→ TASK PROMPT:
Identify the lines that contain the word "System", then copy them.

→ SUPPLIED MATERIAL:
<<<<
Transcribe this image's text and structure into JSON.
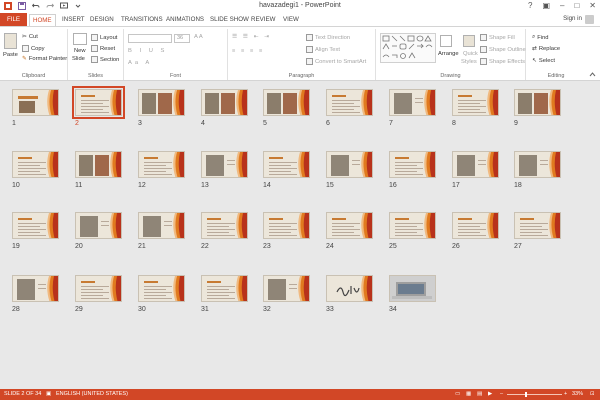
{
  "window": {
    "title": "havazadegi1 - PowerPoint",
    "signin": "Sign in"
  },
  "tabs": [
    "FILE",
    "HOME",
    "INSERT",
    "DESIGN",
    "TRANSITIONS",
    "ANIMATIONS",
    "SLIDE SHOW",
    "REVIEW",
    "VIEW"
  ],
  "ribbon": {
    "clipboard": {
      "label": "Clipboard",
      "paste": "Paste",
      "cut": "Cut",
      "copy": "Copy",
      "format_painter": "Format Painter"
    },
    "slides": {
      "label": "Slides",
      "new_slide": "New",
      "new_slide2": "Slide",
      "layout": "Layout",
      "reset": "Reset",
      "section": "Section"
    },
    "font": {
      "label": "Font",
      "size": "36"
    },
    "paragraph": {
      "label": "Paragraph",
      "text_direction": "Text Direction",
      "align_text": "Align Text",
      "convert": "Convert to SmartArt"
    },
    "drawing": {
      "label": "Drawing",
      "arrange": "Arrange",
      "quick_styles": "Quick",
      "quick_styles2": "Styles",
      "shape_fill": "Shape Fill",
      "shape_outline": "Shape Outline",
      "shape_effects": "Shape Effects"
    },
    "editing": {
      "label": "Editing",
      "find": "Find",
      "replace": "Replace",
      "select": "Select"
    }
  },
  "slides": [
    {
      "n": "1",
      "kind": "title"
    },
    {
      "n": "2",
      "kind": "text",
      "selected": true
    },
    {
      "n": "3",
      "kind": "pics2"
    },
    {
      "n": "4",
      "kind": "pics2"
    },
    {
      "n": "5",
      "kind": "pics2"
    },
    {
      "n": "6",
      "kind": "text"
    },
    {
      "n": "7",
      "kind": "pic1"
    },
    {
      "n": "8",
      "kind": "text"
    },
    {
      "n": "9",
      "kind": "pics2"
    },
    {
      "n": "10",
      "kind": "text"
    },
    {
      "n": "11",
      "kind": "pics2"
    },
    {
      "n": "12",
      "kind": "text"
    },
    {
      "n": "13",
      "kind": "pic1"
    },
    {
      "n": "14",
      "kind": "text"
    },
    {
      "n": "15",
      "kind": "pic1"
    },
    {
      "n": "16",
      "kind": "text"
    },
    {
      "n": "17",
      "kind": "pic1"
    },
    {
      "n": "18",
      "kind": "pic1"
    },
    {
      "n": "19",
      "kind": "text"
    },
    {
      "n": "20",
      "kind": "pic1"
    },
    {
      "n": "21",
      "kind": "pic1"
    },
    {
      "n": "22",
      "kind": "text"
    },
    {
      "n": "23",
      "kind": "text"
    },
    {
      "n": "24",
      "kind": "text"
    },
    {
      "n": "25",
      "kind": "text"
    },
    {
      "n": "26",
      "kind": "text"
    },
    {
      "n": "27",
      "kind": "text"
    },
    {
      "n": "28",
      "kind": "pic1"
    },
    {
      "n": "29",
      "kind": "text"
    },
    {
      "n": "30",
      "kind": "text"
    },
    {
      "n": "31",
      "kind": "text"
    },
    {
      "n": "32",
      "kind": "pic1"
    },
    {
      "n": "33",
      "kind": "calligraphy"
    },
    {
      "n": "34",
      "kind": "photo"
    }
  ],
  "status": {
    "slide": "SLIDE 2 OF 34",
    "language": "ENGLISH (UNITED STATES)",
    "zoom": "33%"
  },
  "colors": {
    "accent": "#d24726",
    "slide_bg": "#ece6da",
    "deco_orange": "#e07a1f"
  }
}
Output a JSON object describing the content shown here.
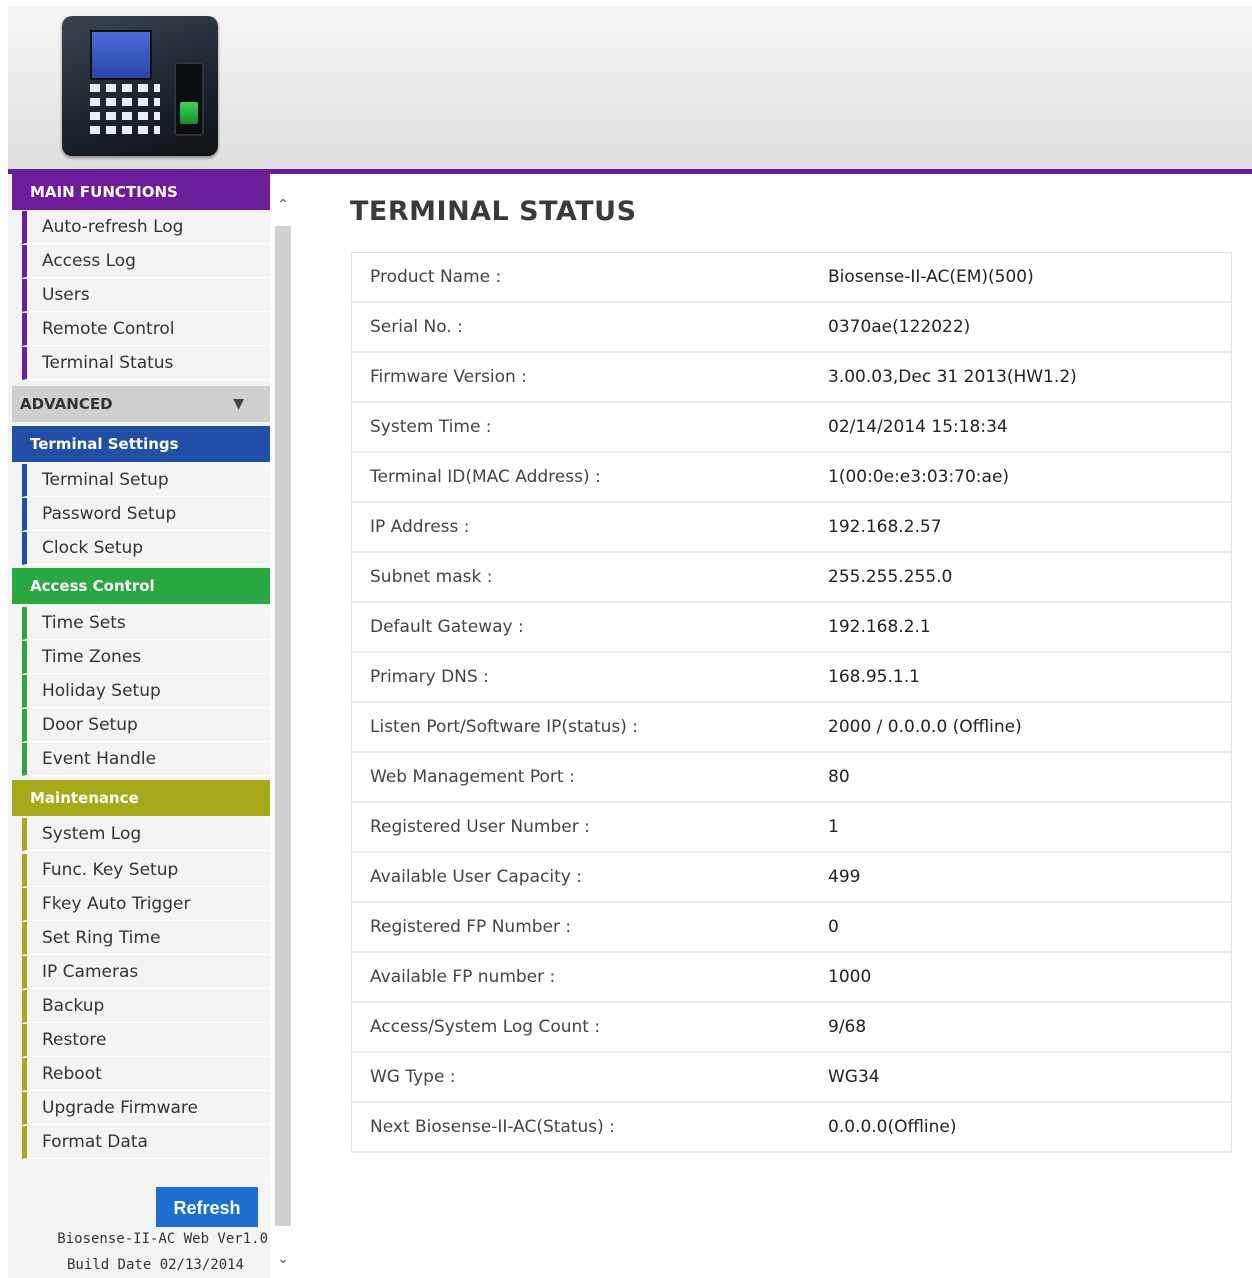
{
  "page_title": "TERMINAL STATUS",
  "colors": {
    "header_bar": "#6b1d9b",
    "main_functions": "#6b1d9b",
    "terminal_settings": "#214fa7",
    "access_control": "#27a840",
    "maintenance": "#a6aa18",
    "refresh_button": "#1c6fd0"
  },
  "sidebar": {
    "main_functions": {
      "title": "MAIN FUNCTIONS",
      "items": [
        "Auto-refresh Log",
        "Access Log",
        "Users",
        "Remote Control",
        "Terminal Status"
      ]
    },
    "advanced": {
      "title": "ADVANCED",
      "icon": "triangle-down-icon"
    },
    "terminal_settings": {
      "title": "Terminal Settings",
      "items": [
        "Terminal Setup",
        "Password Setup",
        "Clock Setup"
      ]
    },
    "access_control": {
      "title": "Access Control",
      "items": [
        "Time Sets",
        "Time Zones",
        "Holiday Setup",
        "Door Setup",
        "Event Handle"
      ]
    },
    "maintenance": {
      "title": "Maintenance",
      "items": [
        "System Log",
        "Func. Key Setup",
        "Fkey Auto Trigger",
        "Set Ring Time",
        "IP Cameras",
        "Backup",
        "Restore",
        "Reboot",
        "Upgrade Firmware",
        "Format Data"
      ]
    },
    "refresh_label": "Refresh",
    "version": "Biosense-II-AC Web Ver1.0",
    "build_date": "Build Date 02/13/2014"
  },
  "status_rows": [
    {
      "label": "Product Name :",
      "value": "Biosense-II-AC(EM)(500)"
    },
    {
      "label": "Serial No. :",
      "value": "0370ae(122022)"
    },
    {
      "label": "Firmware Version :",
      "value": "3.00.03,Dec 31 2013(HW1.2)"
    },
    {
      "label": "System Time :",
      "value": "02/14/2014 15:18:34"
    },
    {
      "label": "Terminal ID(MAC Address) :",
      "value": "1(00:0e:e3:03:70:ae)"
    },
    {
      "label": "IP Address :",
      "value": "192.168.2.57"
    },
    {
      "label": "Subnet mask :",
      "value": "255.255.255.0"
    },
    {
      "label": "Default Gateway :",
      "value": "192.168.2.1"
    },
    {
      "label": "Primary DNS :",
      "value": "168.95.1.1"
    },
    {
      "label": "Listen Port/Software IP(status) :",
      "value": "2000 / 0.0.0.0 (Offline)"
    },
    {
      "label": "Web Management Port :",
      "value": "80"
    },
    {
      "label": "Registered User Number :",
      "value": "1"
    },
    {
      "label": "Available User Capacity :",
      "value": "499"
    },
    {
      "label": "Registered FP Number :",
      "value": "0"
    },
    {
      "label": "Available FP number :",
      "value": "1000"
    },
    {
      "label": "Access/System Log Count :",
      "value": "9/68"
    },
    {
      "label": "WG Type :",
      "value": "WG34"
    },
    {
      "label": "Next Biosense-II-AC(Status) :",
      "value": "0.0.0.0(Offline)"
    }
  ]
}
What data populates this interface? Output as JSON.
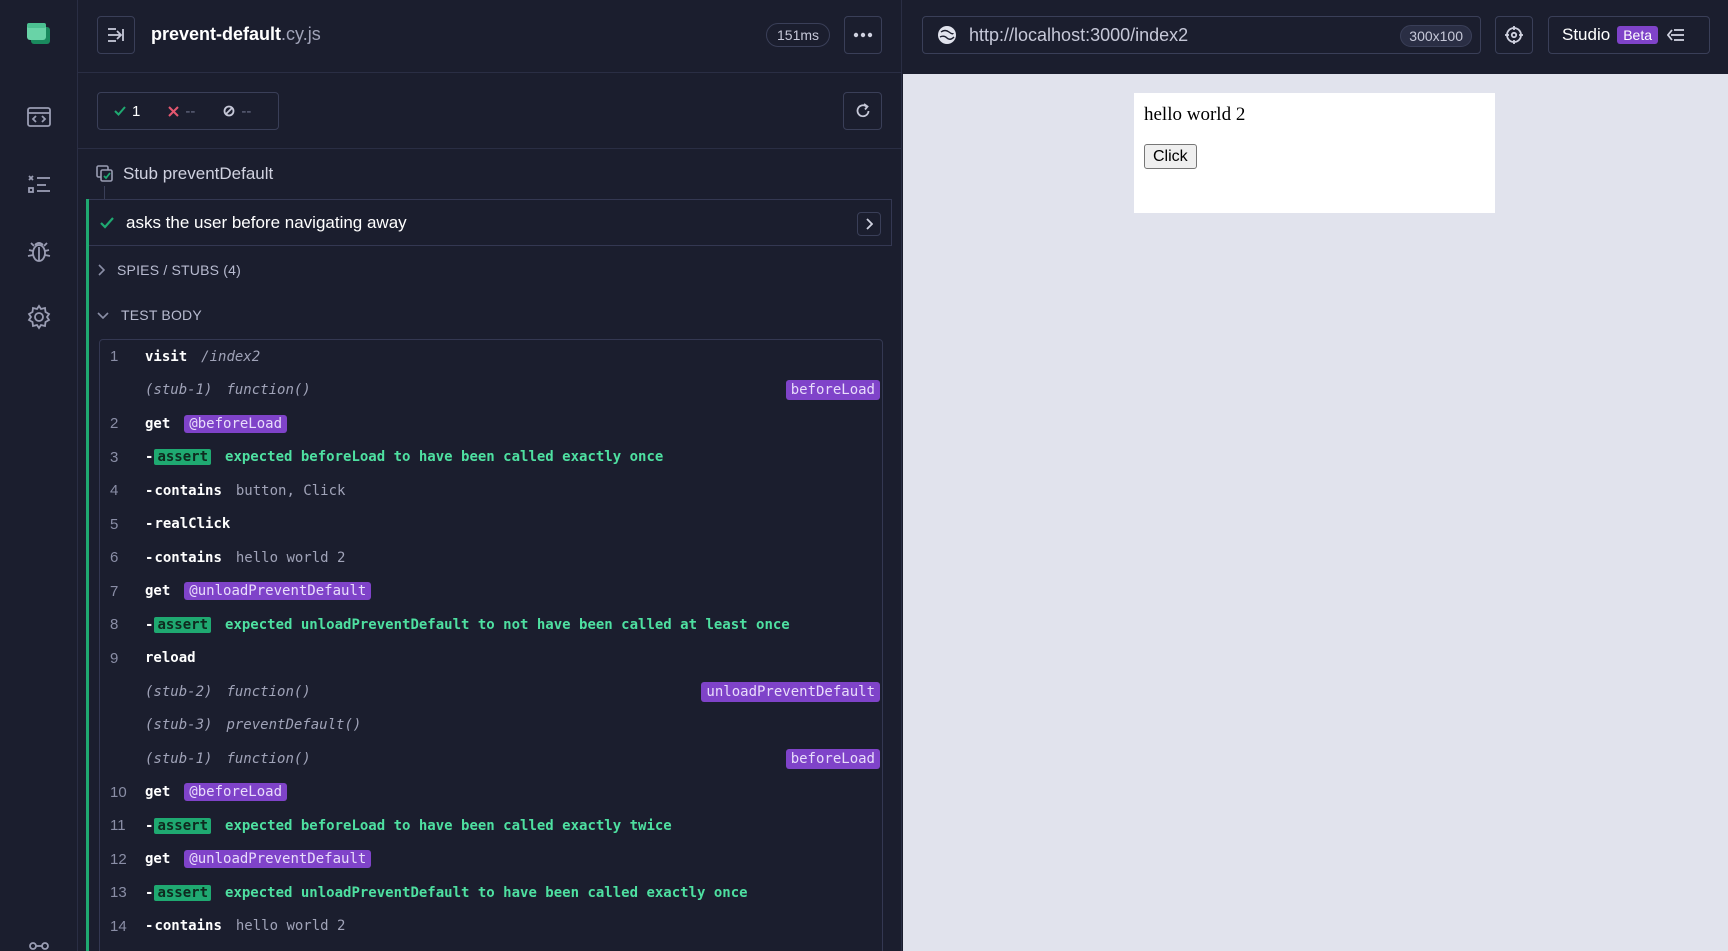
{
  "reporter": {
    "spec_name": "prevent-default",
    "spec_ext": ".cy.js",
    "duration": "151ms",
    "stats": {
      "passed": "1",
      "failed": "--",
      "pending": "--"
    },
    "suite_title": "Stub preventDefault",
    "test_title": "asks the user before navigating away",
    "sections": {
      "spies": "SPIES / STUBS (4)",
      "body": "TEST BODY"
    },
    "commands": [
      {
        "ln": "1",
        "dash": "",
        "name": "visit",
        "msg": "/index2",
        "type": "plain"
      },
      {
        "ln": "",
        "stub": "(stub-1)",
        "fn": "function()",
        "tag": "beforeLoad",
        "type": "stub"
      },
      {
        "ln": "2",
        "name": "get",
        "alias": "@beforeLoad",
        "type": "alias"
      },
      {
        "ln": "3",
        "dash": "-",
        "badge": "assert",
        "msg": "expected beforeLoad to have been called exactly once",
        "type": "assert"
      },
      {
        "ln": "4",
        "dash": "-",
        "name": "contains",
        "msg": "button, Click",
        "type": "plain"
      },
      {
        "ln": "5",
        "dash": "-",
        "name": "realClick",
        "msg": "",
        "type": "plain"
      },
      {
        "ln": "6",
        "dash": "-",
        "name": "contains",
        "msg": "hello world 2",
        "type": "plain"
      },
      {
        "ln": "7",
        "name": "get",
        "alias": "@unloadPreventDefault",
        "type": "alias"
      },
      {
        "ln": "8",
        "dash": "-",
        "badge": "assert",
        "msg": "expected unloadPreventDefault to not have been called at least once",
        "type": "assert"
      },
      {
        "ln": "9",
        "dash": "",
        "name": "reload",
        "msg": "",
        "type": "plain"
      },
      {
        "ln": "",
        "stub": "(stub-2)",
        "fn": "function()",
        "tag": "unloadPreventDefault",
        "type": "stub"
      },
      {
        "ln": "",
        "stub": "(stub-3)",
        "fn": "preventDefault()",
        "tag": "",
        "type": "stub"
      },
      {
        "ln": "",
        "stub": "(stub-1)",
        "fn": "function()",
        "tag": "beforeLoad",
        "type": "stub"
      },
      {
        "ln": "10",
        "name": "get",
        "alias": "@beforeLoad",
        "type": "alias"
      },
      {
        "ln": "11",
        "dash": "-",
        "badge": "assert",
        "msg": "expected beforeLoad to have been called exactly twice",
        "type": "assert"
      },
      {
        "ln": "12",
        "name": "get",
        "alias": "@unloadPreventDefault",
        "type": "alias"
      },
      {
        "ln": "13",
        "dash": "-",
        "badge": "assert",
        "msg": "expected unloadPreventDefault to have been called exactly once",
        "type": "assert"
      },
      {
        "ln": "14",
        "dash": "-",
        "name": "contains",
        "msg": "hello world 2",
        "type": "plain"
      }
    ]
  },
  "aut": {
    "url": "http://localhost:3000/index2",
    "viewport": "300x100",
    "studio_label": "Studio",
    "studio_badge": "Beta",
    "page": {
      "heading": "hello world 2",
      "button": "Click"
    }
  },
  "colors": {
    "pass": "#1fa971",
    "fail": "#e45770",
    "alias": "#7f43c9",
    "background": "#1b1e2e",
    "aut_bg": "#e1e3ed"
  },
  "icons": [
    "cypress-logo-icon",
    "specs-icon",
    "runs-icon",
    "debug-icon",
    "settings-icon",
    "collapse-icon",
    "more-icon",
    "check-icon",
    "x-icon",
    "pending-icon",
    "refresh-icon",
    "suite-icon",
    "chevron-right-icon",
    "chevron-down-icon",
    "globe-icon",
    "crosshair-icon",
    "studio-collapse-icon"
  ]
}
>>>>
→ TASK OUTPUT:
        "System Log",
      "label": "System Time :",
      "label": "Access/System Log Count :",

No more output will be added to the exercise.